__GIVEN TASK__: Every record below should be printed exactly as it appears.

__DATA EXCERPTS__:
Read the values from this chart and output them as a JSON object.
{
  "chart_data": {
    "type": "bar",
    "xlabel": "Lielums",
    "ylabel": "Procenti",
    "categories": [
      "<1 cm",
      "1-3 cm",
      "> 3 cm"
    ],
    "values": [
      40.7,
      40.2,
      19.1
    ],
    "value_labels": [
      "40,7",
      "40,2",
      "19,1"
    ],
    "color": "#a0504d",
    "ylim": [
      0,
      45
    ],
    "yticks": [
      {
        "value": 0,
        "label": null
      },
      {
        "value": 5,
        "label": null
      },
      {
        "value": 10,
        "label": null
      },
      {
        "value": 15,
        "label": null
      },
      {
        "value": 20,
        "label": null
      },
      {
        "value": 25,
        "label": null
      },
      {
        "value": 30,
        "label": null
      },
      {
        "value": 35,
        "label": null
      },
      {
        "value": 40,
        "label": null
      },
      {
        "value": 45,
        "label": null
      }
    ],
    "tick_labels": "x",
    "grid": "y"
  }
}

__OUTPUT OF THE TASK__:
Read the values from this chart and output them as a JSON object.
{
  "chart_data": {
    "type": "bar",
    "xlabel": "Lielums",
    "ylabel": "Procenti",
    "categories": [
      "<1 cm",
      "1-3 cm",
      "> 3 cm"
    ],
    "values": [
      40.7,
      40.2,
      19.1
    ],
    "value_labels": [
      "40,7",
      "40,2",
      "19,1"
    ],
    "color": "#a0504d",
    "ylim": [
      0,
      45
    ],
    "yticks": [
      {
        "value": 0,
        "label": null
      },
      {
        "value": 5,
        "label": null
      },
      {
        "value": 10,
        "label": null
      },
      {
        "value": 15,
        "label": null
      },
      {
        "value": 20,
        "label": null
      },
      {
        "value": 25,
        "label": null
      },
      {
        "value": 30,
        "label": null
      },
      {
        "value": 35,
        "label": null
      },
      {
        "value": 40,
        "label": null
      },
      {
        "value": 45,
        "label": null
      }
    ],
    "tick_labels": "x",
    "grid": "y"
  }
}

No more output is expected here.